What you are asked to do>
Reproduce the records that follow in full, excluding any picture they contain.

Given records>
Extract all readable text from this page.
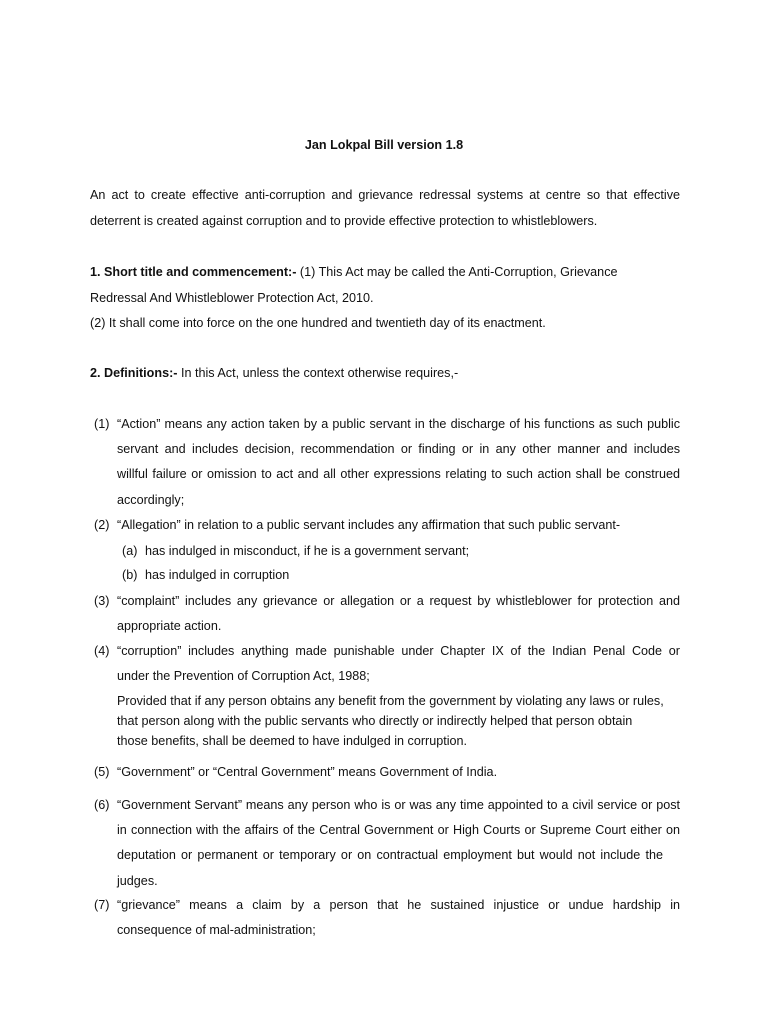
Jan Lokpal Bill version 1.8
An act to create effective anti-corruption and grievance redressal systems at centre so that effective
deterrent is created against corruption and to provide effective protection to whistleblowers.
1. Short title and commencement:- (1) This Act may be called the Anti-Corruption, Grievance
Redressal And Whistleblower Protection Act, 2010.
(2) It shall come into force on the one hundred and twentieth day of its enactment.
2. Definitions:- In this Act, unless the context otherwise requires,-
(1) “Action” means any action taken by a public servant in the discharge of his functions as such public
servant and includes decision, recommendation or finding or in any other manner and includes
willful failure or omission to act and all other expressions relating to such action shall be construed
accordingly;
(2) “Allegation” in relation to a public servant includes any affirmation that such public servant-
(a) has indulged in misconduct, if he is a government servant;
(b) has indulged in corruption
(3) “complaint” includes any grievance or allegation or a request by whistleblower for protection and
appropriate action.
(4) “corruption” includes anything made punishable under Chapter IX of the Indian Penal Code or
under the Prevention of Corruption Act, 1988;
Provided that if any person obtains any benefit from the government by violating any laws or rules,
that person along with the public servants who directly or indirectly helped that person obtain
those benefits, shall be deemed to have indulged in corruption.
(5) “Government” or “Central Government” means Government of India.
(6) “Government Servant” means any person who is or was any time appointed to a civil service or post
in connection with the affairs of the Central Government or High Courts or Supreme Court either on
deputation or permanent or temporary or on contractual employment but would not include the
judges.
(7) “grievance” means a claim by a person that he sustained injustice or undue hardship in
consequence of mal-administration;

Task answer>
Extract all readable text from this page.
Jan Lokpal Bill version 1.8
An act to create effective anti-corruption and grievance redressal systems at centre so that effective
deterrent is created against corruption and to provide effective protection to whistleblowers.
1. Short title and commencement:- (1) This Act may be called the Anti-Corruption, Grievance
Redressal And Whistleblower Protection Act, 2010.
(2) It shall come into force on the one hundred and twentieth day of its enactment.
2. Definitions:- In this Act, unless the context otherwise requires,-
(1) “Action” means any action taken by a public servant in the discharge of his functions as such public
servant and includes decision, recommendation or finding or in any other manner and includes
willful failure or omission to act and all other expressions relating to such action shall be construed
accordingly;
(2) “Allegation” in relation to a public servant includes any affirmation that such public servant-
(a) has indulged in misconduct, if he is a government servant;
(b) has indulged in corruption
(3) “complaint” includes any grievance or allegation or a request by whistleblower for protection and
appropriate action.
(4) “corruption” includes anything made punishable under Chapter IX of the Indian Penal Code or
under the Prevention of Corruption Act, 1988;
Provided that if any person obtains any benefit from the government by violating any laws or rules,
that person along with the public servants who directly or indirectly helped that person obtain
those benefits, shall be deemed to have indulged in corruption.
(5) “Government” or “Central Government” means Government of India.
(6) “Government Servant” means any person who is or was any time appointed to a civil service or post
in connection with the affairs of the Central Government or High Courts or Supreme Court either on
deputation or permanent or temporary or on contractual employment but would not include the
judges.
(7) “grievance” means a claim by a person that he sustained injustice or undue hardship in
consequence of mal-administration;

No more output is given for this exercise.